- What is being asked:
Filter the listing below down to the lines holding the word "Business", and copy those lines.

- Given records:
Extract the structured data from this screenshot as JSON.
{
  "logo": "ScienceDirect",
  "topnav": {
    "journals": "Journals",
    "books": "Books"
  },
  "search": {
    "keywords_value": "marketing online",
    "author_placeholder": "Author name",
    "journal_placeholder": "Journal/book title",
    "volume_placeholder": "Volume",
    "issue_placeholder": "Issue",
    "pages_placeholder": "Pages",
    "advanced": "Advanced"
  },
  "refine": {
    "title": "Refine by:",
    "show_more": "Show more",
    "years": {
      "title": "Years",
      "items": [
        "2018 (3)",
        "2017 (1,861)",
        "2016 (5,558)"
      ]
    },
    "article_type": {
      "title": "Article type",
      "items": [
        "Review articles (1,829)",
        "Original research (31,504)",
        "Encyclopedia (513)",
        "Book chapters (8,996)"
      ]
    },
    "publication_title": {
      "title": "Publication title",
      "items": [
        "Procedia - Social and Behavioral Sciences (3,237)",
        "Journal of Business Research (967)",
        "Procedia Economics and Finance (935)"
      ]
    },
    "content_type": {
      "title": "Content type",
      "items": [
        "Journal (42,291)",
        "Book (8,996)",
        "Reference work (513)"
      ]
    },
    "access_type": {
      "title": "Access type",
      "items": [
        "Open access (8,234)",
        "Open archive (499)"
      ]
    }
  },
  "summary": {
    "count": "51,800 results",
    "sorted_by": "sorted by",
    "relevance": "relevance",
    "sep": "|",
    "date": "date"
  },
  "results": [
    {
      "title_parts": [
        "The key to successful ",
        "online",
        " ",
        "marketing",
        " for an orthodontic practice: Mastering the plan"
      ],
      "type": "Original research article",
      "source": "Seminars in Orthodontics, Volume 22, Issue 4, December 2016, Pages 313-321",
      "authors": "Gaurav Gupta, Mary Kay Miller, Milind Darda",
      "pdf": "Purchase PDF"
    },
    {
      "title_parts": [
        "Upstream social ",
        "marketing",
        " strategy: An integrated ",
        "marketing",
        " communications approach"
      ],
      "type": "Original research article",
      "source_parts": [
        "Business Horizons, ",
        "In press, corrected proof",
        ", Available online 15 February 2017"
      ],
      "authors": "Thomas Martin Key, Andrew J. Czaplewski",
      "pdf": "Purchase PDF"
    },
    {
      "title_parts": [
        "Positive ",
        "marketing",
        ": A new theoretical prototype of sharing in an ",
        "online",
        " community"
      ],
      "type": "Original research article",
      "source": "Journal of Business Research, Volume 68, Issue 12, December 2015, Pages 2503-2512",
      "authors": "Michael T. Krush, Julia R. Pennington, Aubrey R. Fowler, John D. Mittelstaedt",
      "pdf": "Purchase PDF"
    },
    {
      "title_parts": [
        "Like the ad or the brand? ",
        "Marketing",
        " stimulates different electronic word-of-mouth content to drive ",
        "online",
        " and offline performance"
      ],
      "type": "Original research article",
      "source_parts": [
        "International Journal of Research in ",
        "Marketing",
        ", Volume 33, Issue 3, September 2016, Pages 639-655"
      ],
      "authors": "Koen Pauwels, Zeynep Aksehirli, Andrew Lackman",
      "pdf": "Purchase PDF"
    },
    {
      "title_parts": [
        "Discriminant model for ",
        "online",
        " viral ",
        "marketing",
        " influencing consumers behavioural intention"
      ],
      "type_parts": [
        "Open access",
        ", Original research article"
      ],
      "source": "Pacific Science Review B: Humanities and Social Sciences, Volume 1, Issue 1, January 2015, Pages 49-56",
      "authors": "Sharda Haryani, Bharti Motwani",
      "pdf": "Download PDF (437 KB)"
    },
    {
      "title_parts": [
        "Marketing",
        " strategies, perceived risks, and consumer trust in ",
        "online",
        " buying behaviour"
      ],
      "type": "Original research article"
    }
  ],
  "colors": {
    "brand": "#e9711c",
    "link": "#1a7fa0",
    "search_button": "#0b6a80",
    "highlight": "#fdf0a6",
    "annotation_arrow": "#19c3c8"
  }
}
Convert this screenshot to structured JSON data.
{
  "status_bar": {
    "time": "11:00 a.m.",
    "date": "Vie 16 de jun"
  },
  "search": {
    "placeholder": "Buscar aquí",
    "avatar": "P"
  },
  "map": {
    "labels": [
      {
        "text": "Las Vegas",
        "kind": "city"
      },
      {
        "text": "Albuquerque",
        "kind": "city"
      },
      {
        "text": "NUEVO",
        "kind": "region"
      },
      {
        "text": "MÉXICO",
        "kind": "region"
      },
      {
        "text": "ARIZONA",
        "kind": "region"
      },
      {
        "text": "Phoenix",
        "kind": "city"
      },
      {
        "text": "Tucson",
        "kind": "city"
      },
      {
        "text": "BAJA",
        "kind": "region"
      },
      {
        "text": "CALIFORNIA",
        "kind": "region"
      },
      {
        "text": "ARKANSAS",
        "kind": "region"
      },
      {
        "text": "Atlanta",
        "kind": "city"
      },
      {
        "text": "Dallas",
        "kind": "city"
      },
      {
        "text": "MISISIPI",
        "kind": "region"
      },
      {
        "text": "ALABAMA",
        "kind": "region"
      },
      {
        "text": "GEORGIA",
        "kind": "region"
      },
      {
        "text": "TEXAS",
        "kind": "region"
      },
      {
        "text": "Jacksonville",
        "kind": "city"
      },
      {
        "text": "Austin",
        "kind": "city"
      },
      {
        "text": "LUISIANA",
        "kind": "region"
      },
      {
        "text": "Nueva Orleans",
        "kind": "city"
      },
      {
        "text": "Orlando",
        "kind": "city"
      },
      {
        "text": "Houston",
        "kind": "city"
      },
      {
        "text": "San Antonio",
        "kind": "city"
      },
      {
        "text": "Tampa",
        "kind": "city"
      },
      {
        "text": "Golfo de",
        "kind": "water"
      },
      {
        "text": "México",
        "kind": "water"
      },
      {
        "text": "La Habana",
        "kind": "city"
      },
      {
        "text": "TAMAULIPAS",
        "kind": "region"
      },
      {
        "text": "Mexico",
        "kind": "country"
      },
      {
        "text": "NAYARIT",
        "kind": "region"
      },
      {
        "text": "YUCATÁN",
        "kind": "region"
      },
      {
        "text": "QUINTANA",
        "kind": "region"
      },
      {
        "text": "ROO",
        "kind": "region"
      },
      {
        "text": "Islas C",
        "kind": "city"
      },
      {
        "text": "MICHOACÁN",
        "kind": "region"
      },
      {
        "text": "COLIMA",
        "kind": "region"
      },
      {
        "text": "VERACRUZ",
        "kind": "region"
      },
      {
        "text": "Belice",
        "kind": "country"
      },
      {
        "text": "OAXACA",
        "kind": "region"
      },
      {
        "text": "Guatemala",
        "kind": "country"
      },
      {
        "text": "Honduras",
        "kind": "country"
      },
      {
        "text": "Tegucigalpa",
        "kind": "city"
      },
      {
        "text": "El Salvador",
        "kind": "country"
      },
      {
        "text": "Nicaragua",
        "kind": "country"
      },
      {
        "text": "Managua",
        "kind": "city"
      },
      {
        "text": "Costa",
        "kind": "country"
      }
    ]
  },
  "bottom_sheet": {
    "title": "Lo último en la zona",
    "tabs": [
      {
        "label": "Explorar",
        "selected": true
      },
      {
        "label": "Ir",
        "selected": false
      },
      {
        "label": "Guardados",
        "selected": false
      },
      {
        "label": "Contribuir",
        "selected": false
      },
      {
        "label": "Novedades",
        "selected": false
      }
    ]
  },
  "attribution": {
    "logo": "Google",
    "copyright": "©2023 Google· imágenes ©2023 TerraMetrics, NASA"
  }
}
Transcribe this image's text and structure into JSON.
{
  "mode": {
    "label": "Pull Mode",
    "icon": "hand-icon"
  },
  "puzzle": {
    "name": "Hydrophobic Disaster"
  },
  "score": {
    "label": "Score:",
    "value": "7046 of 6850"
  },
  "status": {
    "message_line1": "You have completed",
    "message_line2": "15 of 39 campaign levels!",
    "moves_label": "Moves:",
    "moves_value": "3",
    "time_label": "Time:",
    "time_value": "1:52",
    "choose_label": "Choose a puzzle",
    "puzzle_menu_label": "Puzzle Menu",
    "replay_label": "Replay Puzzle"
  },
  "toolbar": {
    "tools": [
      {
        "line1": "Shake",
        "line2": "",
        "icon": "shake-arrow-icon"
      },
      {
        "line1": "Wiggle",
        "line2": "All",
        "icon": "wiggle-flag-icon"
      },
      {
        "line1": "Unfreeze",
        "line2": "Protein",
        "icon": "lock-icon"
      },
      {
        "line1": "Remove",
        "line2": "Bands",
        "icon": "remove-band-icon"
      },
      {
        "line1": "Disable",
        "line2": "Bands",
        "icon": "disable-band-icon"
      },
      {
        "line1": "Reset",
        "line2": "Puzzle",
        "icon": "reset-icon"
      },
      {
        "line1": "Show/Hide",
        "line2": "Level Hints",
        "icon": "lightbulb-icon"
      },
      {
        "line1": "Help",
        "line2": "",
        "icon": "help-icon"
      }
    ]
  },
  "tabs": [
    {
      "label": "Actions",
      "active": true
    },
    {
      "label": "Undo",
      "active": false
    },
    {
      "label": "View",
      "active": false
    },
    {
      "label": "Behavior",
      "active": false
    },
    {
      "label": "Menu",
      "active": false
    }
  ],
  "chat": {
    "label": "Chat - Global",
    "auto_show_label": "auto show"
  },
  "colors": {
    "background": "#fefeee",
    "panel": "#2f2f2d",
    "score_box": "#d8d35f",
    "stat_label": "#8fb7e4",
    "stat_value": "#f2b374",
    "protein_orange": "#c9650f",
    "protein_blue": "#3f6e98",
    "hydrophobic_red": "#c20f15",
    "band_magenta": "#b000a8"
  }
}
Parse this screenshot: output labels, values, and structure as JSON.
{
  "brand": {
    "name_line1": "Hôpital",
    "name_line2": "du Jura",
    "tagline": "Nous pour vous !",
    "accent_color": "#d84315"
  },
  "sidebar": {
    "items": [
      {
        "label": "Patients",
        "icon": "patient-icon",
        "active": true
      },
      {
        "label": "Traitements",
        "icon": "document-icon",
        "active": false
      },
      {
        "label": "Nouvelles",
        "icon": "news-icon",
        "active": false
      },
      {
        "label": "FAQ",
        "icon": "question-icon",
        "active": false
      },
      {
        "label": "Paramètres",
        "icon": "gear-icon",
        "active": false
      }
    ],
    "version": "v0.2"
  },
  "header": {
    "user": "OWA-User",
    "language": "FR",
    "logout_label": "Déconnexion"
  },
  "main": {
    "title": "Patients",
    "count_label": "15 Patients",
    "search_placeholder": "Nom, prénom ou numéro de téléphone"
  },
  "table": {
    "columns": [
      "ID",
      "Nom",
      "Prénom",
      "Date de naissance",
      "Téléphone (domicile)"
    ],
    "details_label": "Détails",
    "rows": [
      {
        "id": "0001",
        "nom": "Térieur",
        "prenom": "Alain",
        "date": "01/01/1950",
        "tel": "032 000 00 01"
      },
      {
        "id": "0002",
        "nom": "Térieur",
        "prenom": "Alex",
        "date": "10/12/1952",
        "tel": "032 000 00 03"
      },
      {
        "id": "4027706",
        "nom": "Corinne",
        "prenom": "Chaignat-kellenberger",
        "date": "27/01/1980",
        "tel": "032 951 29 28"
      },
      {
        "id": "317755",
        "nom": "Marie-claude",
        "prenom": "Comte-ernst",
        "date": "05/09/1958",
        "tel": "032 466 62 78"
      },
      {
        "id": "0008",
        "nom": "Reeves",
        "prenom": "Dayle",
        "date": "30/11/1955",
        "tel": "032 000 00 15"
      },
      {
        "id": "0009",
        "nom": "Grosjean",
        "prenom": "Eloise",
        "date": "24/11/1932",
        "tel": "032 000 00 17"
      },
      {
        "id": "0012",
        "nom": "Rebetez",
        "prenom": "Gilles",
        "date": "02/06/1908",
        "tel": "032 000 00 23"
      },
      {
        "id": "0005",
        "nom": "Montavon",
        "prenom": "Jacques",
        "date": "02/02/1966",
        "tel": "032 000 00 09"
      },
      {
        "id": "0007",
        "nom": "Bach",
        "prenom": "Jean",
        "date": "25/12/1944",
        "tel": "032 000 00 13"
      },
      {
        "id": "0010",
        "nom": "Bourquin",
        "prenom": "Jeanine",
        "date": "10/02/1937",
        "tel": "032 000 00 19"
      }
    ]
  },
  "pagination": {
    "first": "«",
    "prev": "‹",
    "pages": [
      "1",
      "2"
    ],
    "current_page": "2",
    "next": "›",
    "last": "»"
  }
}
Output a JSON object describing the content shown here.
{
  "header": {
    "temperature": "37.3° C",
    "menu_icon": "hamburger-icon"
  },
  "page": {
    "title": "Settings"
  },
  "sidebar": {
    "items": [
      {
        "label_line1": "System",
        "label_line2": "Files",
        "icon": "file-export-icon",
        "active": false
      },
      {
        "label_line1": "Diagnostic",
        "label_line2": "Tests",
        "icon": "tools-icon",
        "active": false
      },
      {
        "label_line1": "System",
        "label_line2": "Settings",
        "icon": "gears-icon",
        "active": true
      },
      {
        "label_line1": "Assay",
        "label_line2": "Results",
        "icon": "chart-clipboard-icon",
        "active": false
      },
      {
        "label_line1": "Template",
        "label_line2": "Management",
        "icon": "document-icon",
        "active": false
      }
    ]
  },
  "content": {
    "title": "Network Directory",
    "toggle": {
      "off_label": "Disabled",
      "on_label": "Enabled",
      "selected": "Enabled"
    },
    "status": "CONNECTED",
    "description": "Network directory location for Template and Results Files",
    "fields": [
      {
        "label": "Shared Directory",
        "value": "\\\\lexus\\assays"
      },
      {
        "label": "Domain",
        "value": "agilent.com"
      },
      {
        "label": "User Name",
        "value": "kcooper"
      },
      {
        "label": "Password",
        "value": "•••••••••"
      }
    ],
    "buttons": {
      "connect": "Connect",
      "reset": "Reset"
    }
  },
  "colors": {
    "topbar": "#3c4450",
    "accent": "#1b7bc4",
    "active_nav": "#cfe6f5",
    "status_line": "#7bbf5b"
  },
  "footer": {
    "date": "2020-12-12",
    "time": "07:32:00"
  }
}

- Solved exercise:
        "Journal of Business Research (967)",
        "Business Horizons, ",
      "source": "Journal of Business Research, Volume 68, Issue 12, December 2015, Pages 2503-2512",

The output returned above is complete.